TASK TO CARRY OUT: Without omitting anything, return the records precisely as given.

** Begin **

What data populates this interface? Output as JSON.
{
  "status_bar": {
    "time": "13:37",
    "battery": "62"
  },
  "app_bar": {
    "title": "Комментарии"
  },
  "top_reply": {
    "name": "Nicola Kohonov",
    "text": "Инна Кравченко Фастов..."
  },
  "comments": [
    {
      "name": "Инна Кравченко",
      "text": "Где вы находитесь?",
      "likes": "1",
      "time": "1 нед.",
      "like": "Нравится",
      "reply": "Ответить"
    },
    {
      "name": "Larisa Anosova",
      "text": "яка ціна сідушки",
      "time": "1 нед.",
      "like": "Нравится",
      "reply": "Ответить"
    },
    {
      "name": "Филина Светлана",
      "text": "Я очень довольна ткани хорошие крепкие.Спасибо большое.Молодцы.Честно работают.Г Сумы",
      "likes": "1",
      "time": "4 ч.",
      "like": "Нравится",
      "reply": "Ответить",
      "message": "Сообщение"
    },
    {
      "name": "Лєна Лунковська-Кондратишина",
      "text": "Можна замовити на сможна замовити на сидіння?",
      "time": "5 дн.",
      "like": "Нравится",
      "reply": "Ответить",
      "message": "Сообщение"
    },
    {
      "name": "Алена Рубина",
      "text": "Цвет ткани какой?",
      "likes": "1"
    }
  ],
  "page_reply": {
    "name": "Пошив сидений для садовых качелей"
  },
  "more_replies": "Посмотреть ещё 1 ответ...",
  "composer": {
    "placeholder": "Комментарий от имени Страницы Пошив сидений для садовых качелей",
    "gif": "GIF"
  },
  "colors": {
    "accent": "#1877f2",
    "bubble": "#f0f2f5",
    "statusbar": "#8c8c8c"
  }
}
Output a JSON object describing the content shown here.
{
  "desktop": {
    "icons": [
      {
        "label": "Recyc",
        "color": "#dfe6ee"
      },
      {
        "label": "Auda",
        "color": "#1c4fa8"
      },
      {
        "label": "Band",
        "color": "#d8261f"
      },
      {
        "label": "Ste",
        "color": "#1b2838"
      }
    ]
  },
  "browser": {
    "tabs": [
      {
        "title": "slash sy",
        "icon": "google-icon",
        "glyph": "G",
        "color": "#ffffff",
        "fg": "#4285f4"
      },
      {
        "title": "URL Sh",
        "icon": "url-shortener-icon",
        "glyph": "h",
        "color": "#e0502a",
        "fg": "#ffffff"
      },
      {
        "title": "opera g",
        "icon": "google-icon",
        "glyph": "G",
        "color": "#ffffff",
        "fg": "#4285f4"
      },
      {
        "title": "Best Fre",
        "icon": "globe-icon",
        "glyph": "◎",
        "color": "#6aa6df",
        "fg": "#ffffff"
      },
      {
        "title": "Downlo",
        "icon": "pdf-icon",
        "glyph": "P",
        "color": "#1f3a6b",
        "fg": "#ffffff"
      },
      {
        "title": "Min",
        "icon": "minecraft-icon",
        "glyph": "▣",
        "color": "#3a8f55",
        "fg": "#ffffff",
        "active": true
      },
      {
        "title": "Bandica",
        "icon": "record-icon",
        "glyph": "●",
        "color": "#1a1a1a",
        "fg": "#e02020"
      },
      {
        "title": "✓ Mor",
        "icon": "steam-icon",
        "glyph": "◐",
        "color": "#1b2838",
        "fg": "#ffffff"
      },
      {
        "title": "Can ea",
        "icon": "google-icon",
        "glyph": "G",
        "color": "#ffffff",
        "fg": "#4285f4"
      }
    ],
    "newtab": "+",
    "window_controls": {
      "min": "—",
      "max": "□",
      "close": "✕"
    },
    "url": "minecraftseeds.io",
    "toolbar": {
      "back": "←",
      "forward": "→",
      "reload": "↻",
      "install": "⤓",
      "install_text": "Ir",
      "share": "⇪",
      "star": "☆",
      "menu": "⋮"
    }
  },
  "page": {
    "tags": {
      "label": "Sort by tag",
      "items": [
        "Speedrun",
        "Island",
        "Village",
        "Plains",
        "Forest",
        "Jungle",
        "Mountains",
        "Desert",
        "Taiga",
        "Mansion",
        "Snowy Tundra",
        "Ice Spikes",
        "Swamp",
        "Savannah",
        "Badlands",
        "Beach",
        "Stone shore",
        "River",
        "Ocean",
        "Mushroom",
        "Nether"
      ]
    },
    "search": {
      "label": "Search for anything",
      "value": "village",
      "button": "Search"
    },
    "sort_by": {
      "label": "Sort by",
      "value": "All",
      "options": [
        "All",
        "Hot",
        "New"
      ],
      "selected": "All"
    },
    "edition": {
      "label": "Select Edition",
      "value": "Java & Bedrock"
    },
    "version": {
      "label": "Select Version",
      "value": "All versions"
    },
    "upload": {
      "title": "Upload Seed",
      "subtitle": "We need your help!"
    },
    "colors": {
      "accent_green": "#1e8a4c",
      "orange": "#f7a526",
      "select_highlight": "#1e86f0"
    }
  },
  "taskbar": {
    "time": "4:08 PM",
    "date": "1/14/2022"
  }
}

** End **

ANSWER TO THIS PROBLEM:
What data populates this interface? Output as JSON.
{
  "status_bar": {
    "time": "13:37",
    "battery": "62"
  },
  "app_bar": {
    "title": "Комментарии"
  },
  "top_reply": {
    "name": "Nicola Kohonov",
    "text": "Инна Кравченко Фастов..."
  },
  "comments": [
    {
      "name": "Инна Кравченко",
      "text": "Где вы находитесь?",
      "likes": "1",
      "time": "1 нед.",
      "like": "Нравится",
      "reply": "Ответить"
    },
    {
      "name": "Larisa Anosova",
      "text": "яка ціна сідушки",
      "time": "1 нед.",
      "like": "Нравится",
      "reply": "Ответить"
    },
    {
      "name": "Филина Светлана",
      "text": "Я очень довольна ткани хорошие крепкие.Спасибо большое.Молодцы.Честно работают.Г Сумы",
      "likes": "1",
      "time": "4 ч.",
      "like": "Нравится",
      "reply": "Ответить",
      "message": "Сообщение"
    },
    {
      "name": "Лєна Лунковська-Кондратишина",
      "text": "Можна замовити на сможна замовити на сидіння?",
      "time": "5 дн.",
      "like": "Нравится",
      "reply": "Ответить",
      "message": "Сообщение"
    },
    {
      "name": "Алена Рубина",
      "text": "Цвет ткани какой?",
      "likes": "1"
    }
  ],
  "page_reply": {
    "name": "Пошив сидений для садовых качелей"
  },
  "more_replies": "Посмотреть ещё 1 ответ...",
  "composer": {
    "placeholder": "Комментарий от имени Страницы Пошив сидений для садовых качелей",
    "gif": "GIF"
  },
  "colors": {
    "accent": "#1877f2",
    "bubble": "#f0f2f5",
    "statusbar": "#8c8c8c"
  }
}
Output a JSON object describing the content shown here.
{
  "desktop": {
    "icons": [
      {
        "label": "Recyc",
        "color": "#dfe6ee"
      },
      {
        "label": "Auda",
        "color": "#1c4fa8"
      },
      {
        "label": "Band",
        "color": "#d8261f"
      },
      {
        "label": "Ste",
        "color": "#1b2838"
      }
    ]
  },
  "browser": {
    "tabs": [
      {
        "title": "slash sy",
        "icon": "google-icon",
        "glyph": "G",
        "color": "#ffffff",
        "fg": "#4285f4"
      },
      {
        "title": "URL Sh",
        "icon": "url-shortener-icon",
        "glyph": "h",
        "color": "#e0502a",
        "fg": "#ffffff"
      },
      {
        "title": "opera g",
        "icon": "google-icon",
        "glyph": "G",
        "color": "#ffffff",
        "fg": "#4285f4"
      },
      {
        "title": "Best Fre",
        "icon": "globe-icon",
        "glyph": "◎",
        "color": "#6aa6df",
        "fg": "#ffffff"
      },
      {
        "title": "Downlo",
        "icon": "pdf-icon",
        "glyph": "P",
        "color": "#1f3a6b",
        "fg": "#ffffff"
      },
      {
        "title": "Min",
        "icon": "minecraft-icon",
        "glyph": "▣",
        "color": "#3a8f55",
        "fg": "#ffffff",
        "active": true
      },
      {
        "title": "Bandica",
        "icon": "record-icon",
        "glyph": "●",
        "color": "#1a1a1a",
        "fg": "#e02020"
      },
      {
        "title": "✓ Mor",
        "icon": "steam-icon",
        "glyph": "◐",
        "color": "#1b2838",
        "fg": "#ffffff"
      },
      {
        "title": "Can ea",
        "icon": "google-icon",
        "glyph": "G",
        "color": "#ffffff",
        "fg": "#4285f4"
      }
    ],
    "newtab": "+",
    "window_controls": {
      "min": "—",
      "max": "□",
      "close": "✕"
    },
    "url": "minecraftseeds.io",
    "toolbar": {
      "back": "←",
      "forward": "→",
      "reload": "↻",
      "install": "⤓",
      "install_text": "Ir",
      "share": "⇪",
      "star": "☆",
      "menu": "⋮"
    }
  },
  "page": {
    "tags": {
      "label": "Sort by tag",
      "items": [
        "Speedrun",
        "Island",
        "Village",
        "Plains",
        "Forest",
        "Jungle",
        "Mountains",
        "Desert",
        "Taiga",
        "Mansion",
        "Snowy Tundra",
        "Ice Spikes",
        "Swamp",
        "Savannah",
        "Badlands",
        "Beach",
        "Stone shore",
        "River",
        "Ocean",
        "Mushroom",
        "Nether"
      ]
    },
    "search": {
      "label": "Search for anything",
      "value": "village",
      "button": "Search"
    },
    "sort_by": {
      "label": "Sort by",
      "value": "All",
      "options": [
        "All",
        "Hot",
        "New"
      ],
      "selected": "All"
    },
    "edition": {
      "label": "Select Edition",
      "value": "Java & Bedrock"
    },
    "version": {
      "label": "Select Version",
      "value": "All versions"
    },
    "upload": {
      "title": "Upload Seed",
      "subtitle": "We need your help!"
    },
    "colors": {
      "accent_green": "#1e8a4c",
      "orange": "#f7a526",
      "select_highlight": "#1e86f0"
    }
  },
  "taskbar": {
    "time": "4:08 PM",
    "date": "1/14/2022"
  }
}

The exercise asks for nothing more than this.